Data shown:
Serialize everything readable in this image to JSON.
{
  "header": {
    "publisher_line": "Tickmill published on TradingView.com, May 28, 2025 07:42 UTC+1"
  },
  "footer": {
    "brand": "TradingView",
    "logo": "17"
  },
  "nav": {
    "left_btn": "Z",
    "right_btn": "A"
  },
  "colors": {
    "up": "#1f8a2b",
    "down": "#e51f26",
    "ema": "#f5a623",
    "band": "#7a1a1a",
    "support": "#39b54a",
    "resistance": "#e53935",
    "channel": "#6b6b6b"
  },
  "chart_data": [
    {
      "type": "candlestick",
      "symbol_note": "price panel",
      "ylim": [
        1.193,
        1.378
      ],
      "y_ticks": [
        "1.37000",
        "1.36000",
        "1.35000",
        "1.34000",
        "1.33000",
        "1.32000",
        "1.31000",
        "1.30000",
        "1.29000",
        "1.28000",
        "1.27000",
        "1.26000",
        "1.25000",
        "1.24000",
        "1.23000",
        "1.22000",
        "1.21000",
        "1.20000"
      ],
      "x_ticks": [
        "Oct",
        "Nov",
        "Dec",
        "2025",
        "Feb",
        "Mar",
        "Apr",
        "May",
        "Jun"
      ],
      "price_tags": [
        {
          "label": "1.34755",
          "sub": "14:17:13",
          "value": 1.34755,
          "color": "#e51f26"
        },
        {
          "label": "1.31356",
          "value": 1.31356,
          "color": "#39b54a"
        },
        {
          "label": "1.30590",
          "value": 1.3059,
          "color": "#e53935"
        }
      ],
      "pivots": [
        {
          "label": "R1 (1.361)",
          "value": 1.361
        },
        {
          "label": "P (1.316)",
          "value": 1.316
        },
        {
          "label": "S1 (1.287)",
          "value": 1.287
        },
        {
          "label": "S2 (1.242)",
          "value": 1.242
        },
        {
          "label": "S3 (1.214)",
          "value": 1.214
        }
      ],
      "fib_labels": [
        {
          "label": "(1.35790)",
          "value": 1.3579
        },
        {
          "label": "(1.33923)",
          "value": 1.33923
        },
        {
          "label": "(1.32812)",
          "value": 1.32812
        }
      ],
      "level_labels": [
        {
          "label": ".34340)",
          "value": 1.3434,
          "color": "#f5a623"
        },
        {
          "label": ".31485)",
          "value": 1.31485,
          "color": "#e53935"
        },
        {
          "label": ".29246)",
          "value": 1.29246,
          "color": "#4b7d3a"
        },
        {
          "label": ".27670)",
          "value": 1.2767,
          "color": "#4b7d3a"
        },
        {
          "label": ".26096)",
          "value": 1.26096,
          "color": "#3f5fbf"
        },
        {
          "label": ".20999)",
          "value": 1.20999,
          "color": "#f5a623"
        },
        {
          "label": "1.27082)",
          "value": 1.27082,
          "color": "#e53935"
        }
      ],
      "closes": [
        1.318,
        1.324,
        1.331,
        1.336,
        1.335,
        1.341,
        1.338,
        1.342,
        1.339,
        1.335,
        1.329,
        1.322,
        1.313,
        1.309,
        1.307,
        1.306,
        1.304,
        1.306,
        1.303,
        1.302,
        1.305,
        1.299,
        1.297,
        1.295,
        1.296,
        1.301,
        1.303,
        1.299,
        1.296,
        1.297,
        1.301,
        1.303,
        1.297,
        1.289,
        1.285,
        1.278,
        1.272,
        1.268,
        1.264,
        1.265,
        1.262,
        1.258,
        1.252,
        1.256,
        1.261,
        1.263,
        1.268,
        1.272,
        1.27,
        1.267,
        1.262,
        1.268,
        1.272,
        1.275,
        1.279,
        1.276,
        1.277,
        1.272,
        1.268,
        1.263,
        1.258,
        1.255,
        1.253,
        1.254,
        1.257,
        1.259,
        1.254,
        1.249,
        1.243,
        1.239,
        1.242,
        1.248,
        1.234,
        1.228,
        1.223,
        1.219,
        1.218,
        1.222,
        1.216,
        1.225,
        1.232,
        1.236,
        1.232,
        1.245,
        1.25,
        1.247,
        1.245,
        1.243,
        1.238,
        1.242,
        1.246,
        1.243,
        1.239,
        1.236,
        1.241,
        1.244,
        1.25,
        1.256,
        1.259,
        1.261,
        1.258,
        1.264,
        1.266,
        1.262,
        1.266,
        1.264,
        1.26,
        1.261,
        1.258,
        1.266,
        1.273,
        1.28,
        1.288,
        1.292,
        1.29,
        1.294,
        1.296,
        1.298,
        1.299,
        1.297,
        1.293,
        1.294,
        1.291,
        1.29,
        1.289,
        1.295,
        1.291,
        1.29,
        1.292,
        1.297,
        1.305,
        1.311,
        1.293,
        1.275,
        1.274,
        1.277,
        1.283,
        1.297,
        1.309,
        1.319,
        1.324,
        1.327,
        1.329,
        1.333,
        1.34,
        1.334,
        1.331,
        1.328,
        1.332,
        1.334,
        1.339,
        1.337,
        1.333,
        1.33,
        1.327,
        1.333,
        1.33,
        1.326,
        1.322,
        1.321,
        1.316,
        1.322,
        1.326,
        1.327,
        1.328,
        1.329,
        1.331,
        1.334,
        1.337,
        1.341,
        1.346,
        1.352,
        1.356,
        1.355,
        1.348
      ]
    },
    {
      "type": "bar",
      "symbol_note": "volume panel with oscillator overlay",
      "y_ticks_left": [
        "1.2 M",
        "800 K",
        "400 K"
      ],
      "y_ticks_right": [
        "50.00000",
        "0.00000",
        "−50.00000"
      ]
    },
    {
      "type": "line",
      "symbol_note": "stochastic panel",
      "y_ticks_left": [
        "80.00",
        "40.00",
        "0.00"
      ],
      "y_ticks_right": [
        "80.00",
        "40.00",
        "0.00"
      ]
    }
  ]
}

What you are asked to do: Restate each of the entries above verbatim.

Solved exercise:
Serialize everything readable in this image to JSON.
{
  "header": {
    "publisher_line": "Tickmill published on TradingView.com, May 28, 2025 07:42 UTC+1"
  },
  "footer": {
    "brand": "TradingView",
    "logo": "17"
  },
  "nav": {
    "left_btn": "Z",
    "right_btn": "A"
  },
  "colors": {
    "up": "#1f8a2b",
    "down": "#e51f26",
    "ema": "#f5a623",
    "band": "#7a1a1a",
    "support": "#39b54a",
    "resistance": "#e53935",
    "channel": "#6b6b6b"
  },
  "chart_data": [
    {
      "type": "candlestick",
      "symbol_note": "price panel",
      "ylim": [
        1.193,
        1.378
      ],
      "y_ticks": [
        "1.37000",
        "1.36000",
        "1.35000",
        "1.34000",
        "1.33000",
        "1.32000",
        "1.31000",
        "1.30000",
        "1.29000",
        "1.28000",
        "1.27000",
        "1.26000",
        "1.25000",
        "1.24000",
        "1.23000",
        "1.22000",
        "1.21000",
        "1.20000"
      ],
      "x_ticks": [
        "Oct",
        "Nov",
        "Dec",
        "2025",
        "Feb",
        "Mar",
        "Apr",
        "May",
        "Jun"
      ],
      "price_tags": [
        {
          "label": "1.34755",
          "sub": "14:17:13",
          "value": 1.34755,
          "color": "#e51f26"
        },
        {
          "label": "1.31356",
          "value": 1.31356,
          "color": "#39b54a"
        },
        {
          "label": "1.30590",
          "value": 1.3059,
          "color": "#e53935"
        }
      ],
      "pivots": [
        {
          "label": "R1 (1.361)",
          "value": 1.361
        },
        {
          "label": "P (1.316)",
          "value": 1.316
        },
        {
          "label": "S1 (1.287)",
          "value": 1.287
        },
        {
          "label": "S2 (1.242)",
          "value": 1.242
        },
        {
          "label": "S3 (1.214)",
          "value": 1.214
        }
      ],
      "fib_labels": [
        {
          "label": "(1.35790)",
          "value": 1.3579
        },
        {
          "label": "(1.33923)",
          "value": 1.33923
        },
        {
          "label": "(1.32812)",
          "value": 1.32812
        }
      ],
      "level_labels": [
        {
          "label": ".34340)",
          "value": 1.3434,
          "color": "#f5a623"
        },
        {
          "label": ".31485)",
          "value": 1.31485,
          "color": "#e53935"
        },
        {
          "label": ".29246)",
          "value": 1.29246,
          "color": "#4b7d3a"
        },
        {
          "label": ".27670)",
          "value": 1.2767,
          "color": "#4b7d3a"
        },
        {
          "label": ".26096)",
          "value": 1.26096,
          "color": "#3f5fbf"
        },
        {
          "label": ".20999)",
          "value": 1.20999,
          "color": "#f5a623"
        },
        {
          "label": "1.27082)",
          "value": 1.27082,
          "color": "#e53935"
        }
      ],
      "closes": [
        1.318,
        1.324,
        1.331,
        1.336,
        1.335,
        1.341,
        1.338,
        1.342,
        1.339,
        1.335,
        1.329,
        1.322,
        1.313,
        1.309,
        1.307,
        1.306,
        1.304,
        1.306,
        1.303,
        1.302,
        1.305,
        1.299,
        1.297,
        1.295,
        1.296,
        1.301,
        1.303,
        1.299,
        1.296,
        1.297,
        1.301,
        1.303,
        1.297,
        1.289,
        1.285,
        1.278,
        1.272,
        1.268,
        1.264,
        1.265,
        1.262,
        1.258,
        1.252,
        1.256,
        1.261,
        1.263,
        1.268,
        1.272,
        1.27,
        1.267,
        1.262,
        1.268,
        1.272,
        1.275,
        1.279,
        1.276,
        1.277,
        1.272,
        1.268,
        1.263,
        1.258,
        1.255,
        1.253,
        1.254,
        1.257,
        1.259,
        1.254,
        1.249,
        1.243,
        1.239,
        1.242,
        1.248,
        1.234,
        1.228,
        1.223,
        1.219,
        1.218,
        1.222,
        1.216,
        1.225,
        1.232,
        1.236,
        1.232,
        1.245,
        1.25,
        1.247,
        1.245,
        1.243,
        1.238,
        1.242,
        1.246,
        1.243,
        1.239,
        1.236,
        1.241,
        1.244,
        1.25,
        1.256,
        1.259,
        1.261,
        1.258,
        1.264,
        1.266,
        1.262,
        1.266,
        1.264,
        1.26,
        1.261,
        1.258,
        1.266,
        1.273,
        1.28,
        1.288,
        1.292,
        1.29,
        1.294,
        1.296,
        1.298,
        1.299,
        1.297,
        1.293,
        1.294,
        1.291,
        1.29,
        1.289,
        1.295,
        1.291,
        1.29,
        1.292,
        1.297,
        1.305,
        1.311,
        1.293,
        1.275,
        1.274,
        1.277,
        1.283,
        1.297,
        1.309,
        1.319,
        1.324,
        1.327,
        1.329,
        1.333,
        1.34,
        1.334,
        1.331,
        1.328,
        1.332,
        1.334,
        1.339,
        1.337,
        1.333,
        1.33,
        1.327,
        1.333,
        1.33,
        1.326,
        1.322,
        1.321,
        1.316,
        1.322,
        1.326,
        1.327,
        1.328,
        1.329,
        1.331,
        1.334,
        1.337,
        1.341,
        1.346,
        1.352,
        1.356,
        1.355,
        1.348
      ]
    },
    {
      "type": "bar",
      "symbol_note": "volume panel with oscillator overlay",
      "y_ticks_left": [
        "1.2 M",
        "800 K",
        "400 K"
      ],
      "y_ticks_right": [
        "50.00000",
        "0.00000",
        "−50.00000"
      ]
    },
    {
      "type": "line",
      "symbol_note": "stochastic panel",
      "y_ticks_left": [
        "80.00",
        "40.00",
        "0.00"
      ],
      "y_ticks_right": [
        "80.00",
        "40.00",
        "0.00"
      ]
    }
  ]
}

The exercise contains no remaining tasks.